## ОТРЫВОК:
Символика всех этих диковинных с первого взгляда образов достаточно проста. Уже на исходе Средневековья Космос казался художнику обезбоженным и демонизированным. Оба райских древа Книги Бытия превратились в бесплодные колючие подпорки для выеденного Мирового Яйца. А жернов на человеческой голове — напоминание известного стиха из Евангелия: «…кто соблазнит одного из малых сих, верующих в Меня, тому лучше было бы, если бы повесили ему мельничный жернов на шею и потопили его во глубине морской».
Лицо странного существа наводит на мысль о портретном сходстве; такие лица не часты на досках Босха. Схожее обличье у блудного сына с небольшого тондо из Роттердамского музея Бойманс ван Бёнинген. Современники великого нидерландского мастера догадывались о том, кого именно он изобразил на правой створке «Превратностей мира». Всего короче и ярче сказал об этом столетием позже испанский поэт Франсиско Кеведо: «Босх поместил в сердцевину своего ада себя самого. Почему? Да потому, что он всегда отказывался верить в существование дьявола».
Отказывался верить — и продолжал живописать Князя Тьмы, его присных и толпы мучимых ими душ, угодивших в преисподнюю. Что же тогда побуждало австрийских и испанских Габсбургов — в их числе был и сам Филипп II — наперегонки коллекционировать его работы? Ведь по нашим понятиям, пусть не сегодняшним, а вчерашним или позавчерашним, им бы следовало спалить этого еретика на костре, сложенном из его собственных работ, благо записанное маслом дерево хорошо горит.
Но католичнейшие владыки Испании, Австрии, Португалии считали фантазии Босха противоядием от козней лукавого, а вот анабаптисты-перекрещенцы и прочие сектанты XVI века громили церкви, где благоговейно хранились и его картины, словно бы далекие от всякой ортодоксальности. Одна из таких трагических сцен воссоздана в «Тиле Уленшпигеле» Шарля де Костера. Иконоборцы потрудились на славу: во всем мире осталось всего десятка полтора подлинных, подписных работ Босха. И можно представить себе, что случилось бы с европейской живописью и словесностью, если бы костры из икон и рукописей горели веками без перерыва, а не вспыхивали раз-другой в столетие. В них погибла бы, разумеется, «Божественная комедия», ведь целая треть ее — сплошное описание инфернальных областей. Такая же участь постигла бы видения Сведенборга и Даниила Андреева (сколько там всякой ереси и чертовщины!). Из «Евгения Онегина» была бы вырезана пятая глава, та самая, где «…мельница вприсядку пляшет и крыльями трещит и машет…», то есть знаменитый «Сон Татьяны». Не поздоровилось бы холстам Врубеля и роману Булгакова…
И уж конечно же, мы никогда не прочли бы творений Ховарда Филлипса Лавкрафта: ведь это тоже исполинский автопортрет на фоне инфернального пейзажа, по сравнению с которым, как пишут некоторые критики, «рассказы Эдгара По кажутся камерной музыкой». Кстати сказать, те фотографии провидца из Провиденса, что помещаются на обложках его книг в карманных изданиях, странным образом напоминают «адский» автопортрет мастера из Хертогенбоса. Я не очень-то верю в уготованное всем и каждому «переселение душ», но впечатляющее подобие обоих лиц о чем-то да говорит… Есть и общие образы, появляющиеся как на досках Босха, так и на страницах Лавкрафта. Оскверненный, заброшенный храм, где завелась нечистая сила. Люди, пляшущие под дудку выходцев из ада. Демонические птицеподобные твари с триптиха «Искушение святого Антония», они же «костоглодные черничи» из повести «Сон о неведомом Кадате». Монстры и мертвецы с того же триптиха, хором читающие некий колдовской требник — уж не тот ли зловещий «Некрономикон», что упомянут во многих рассказах и повестях Лавкрафта?

## ЗАДАНИЯ:
**A.** Выведите дословно фрагмент отрывка о Босхе, начиная с «Отказывался верить —» и заканчивая «дерево хорошо горит.».
**B.** Перескажите списком абзац отрывка о Босхе, который начинается словами «Но католичнейшие владыки», и сохраните его основные факты.

## СТРОКИ ДАННЫХ:
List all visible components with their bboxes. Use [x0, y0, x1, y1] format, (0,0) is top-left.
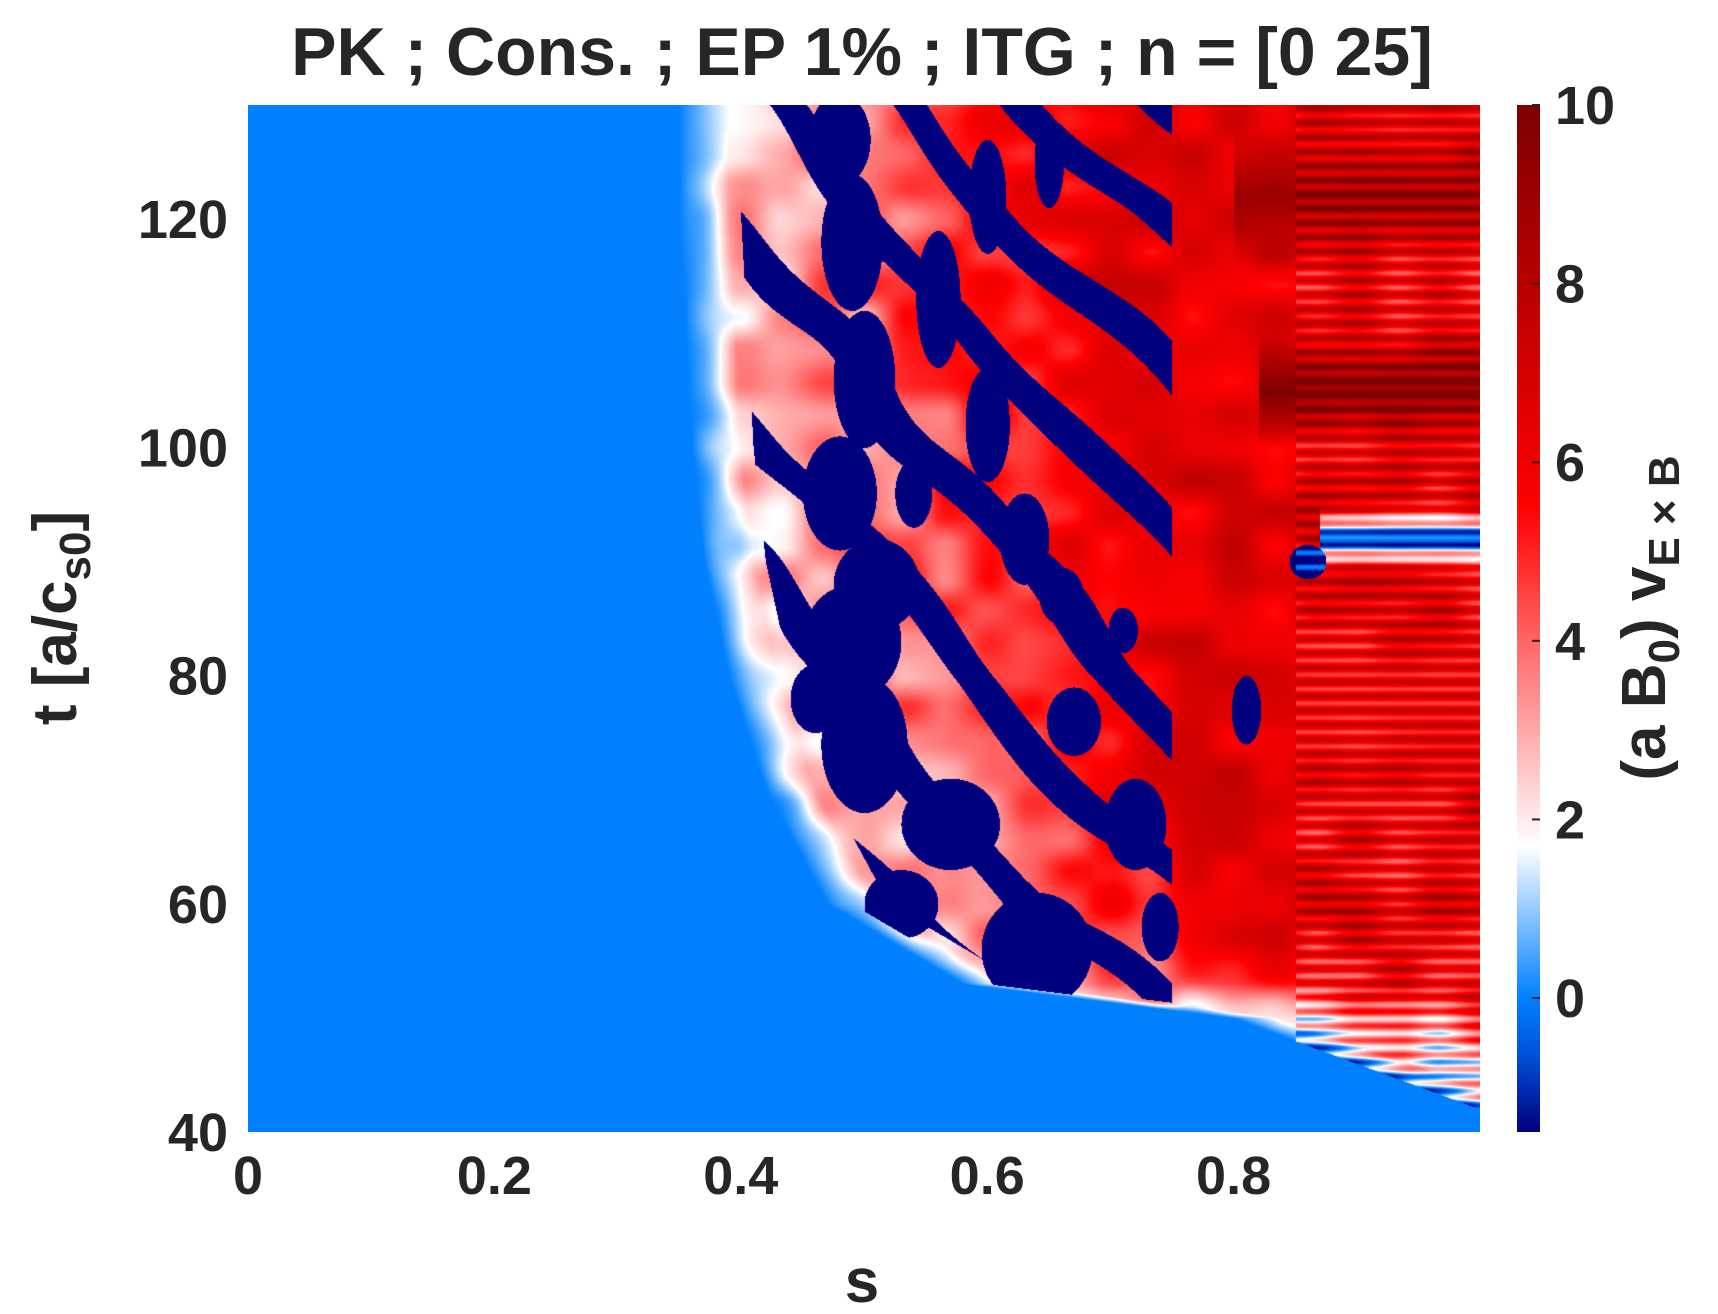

## ГОТОВЫЕ РЕШЕНИЯ:
**A.**
Отказывался верить — и продолжал живописать Князя Тьмы, его присных и толпы мучимых ими душ, угодивших в преисподнюю. Что же тогда побуждало австрийских и испанских Габсбургов — в их числе был и сам Филипп II — наперегонки коллекционировать его работы? Ведь по нашим понятиям, пусть не сегодняшним, а вчерашним или позавчерашним, им бы следовало спалить этого еретика на костре, сложенном из его собственных работ, благо записанное маслом дерево хорошо горит.

**B.**
- Католические правители Испании, Австрии и Португалии считали фантазии Босха противоядием от козней лукавого.
- Анабаптисты и другие сектанты XVI века громили церкви, где хранились в том числе его картины. Одна такая сцена воссоздана в «Тиле Уленшпигеле» Шарля де Костера.
- После иконоборцев в мире осталось всего около полутора десятков подлинных подписных работ Босха.
- Если бы костры из икон и рукописей горели веками без перерыва, погибли бы «Божественная комедия» (треть её описывает инфернальные области), видения Сведенборга и Даниила Андреева, пятая глава «Евгения Онегина» с «Сном Татьяны», холсты Врубеля и роман Булгакова.